- What you will do -
Return the text of the material below word for word, leaving out the picture.
BEGIN
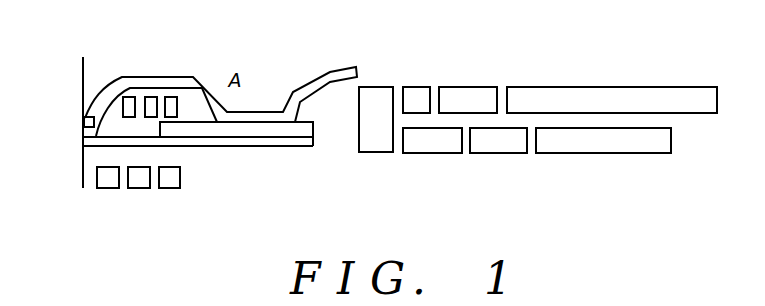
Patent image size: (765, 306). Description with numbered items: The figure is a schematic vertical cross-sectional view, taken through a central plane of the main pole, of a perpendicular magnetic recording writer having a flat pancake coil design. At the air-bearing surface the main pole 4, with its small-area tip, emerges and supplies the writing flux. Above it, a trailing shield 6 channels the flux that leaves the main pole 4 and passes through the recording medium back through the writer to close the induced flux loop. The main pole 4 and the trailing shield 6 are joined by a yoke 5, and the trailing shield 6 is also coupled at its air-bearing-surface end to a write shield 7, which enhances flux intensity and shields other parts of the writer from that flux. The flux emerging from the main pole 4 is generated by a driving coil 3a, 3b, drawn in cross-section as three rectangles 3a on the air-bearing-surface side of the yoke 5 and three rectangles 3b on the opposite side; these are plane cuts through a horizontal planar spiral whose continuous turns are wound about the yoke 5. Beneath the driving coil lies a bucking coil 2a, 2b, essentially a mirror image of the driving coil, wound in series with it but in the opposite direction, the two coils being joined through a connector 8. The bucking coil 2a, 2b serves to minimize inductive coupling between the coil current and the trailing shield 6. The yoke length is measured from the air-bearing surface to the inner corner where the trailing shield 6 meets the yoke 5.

The bucking coil 2a is at (138, 188).
The bucking coil 2b is at (487, 167).
The driving coil 3a is at (148, 96).
The driving coil 3b is at (442, 78).
The main pole 4 is at (83, 146).
The yoke 5 is at (313, 134).
The trailing shield 6 is at (119, 86).
The write shield 7 is at (84, 122).
The connector 8 is at (365, 153).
END
- Full response -
Patent image size: (765, 306). Description with numbered items: The figure is a schematic vertical cross-sectional view, taken through a central plane of the main pole, of a perpendicular magnetic recording writer having a flat pancake coil design. At the air-bearing surface the main pole 4, with its small-area tip, emerges and supplies the writing flux. Above it, a trailing shield 6 channels the flux that leaves the main pole 4 and passes through the recording medium back through the writer to close the induced flux loop. The main pole 4 and the trailing shield 6 are joined by a yoke 5, and the trailing shield 6 is also coupled at its air-bearing-surface end to a write shield 7, which enhances flux intensity and shields other parts of the writer from that flux. The flux emerging from the main pole 4 is generated by a driving coil 3a, 3b, drawn in cross-section as three rectangles 3a on the air-bearing-surface side of the yoke 5 and three rectangles 3b on the opposite side; these are plane cuts through a horizontal planar spiral whose continuous turns are wound about the yoke 5. Beneath the driving coil lies a bucking coil 2a, 2b, essentially a mirror image of the driving coil, wound in series with it but in the opposite direction, the two coils being joined through a connector 8. The bucking coil 2a, 2b serves to minimize inductive coupling between the coil current and the trailing shield 6. The yoke length is measured from the air-bearing surface to the inner corner where the trailing shield 6 meets the yoke 5.

The bucking coil 2a is at (138, 188).
The bucking coil 2b is at (487, 167).
The driving coil 3a is at (148, 96).
The driving coil 3b is at (442, 78).
The main pole 4 is at (83, 146).
The yoke 5 is at (313, 134).
The trailing shield 6 is at (119, 86).
The write shield 7 is at (84, 122).
The connector 8 is at (365, 153).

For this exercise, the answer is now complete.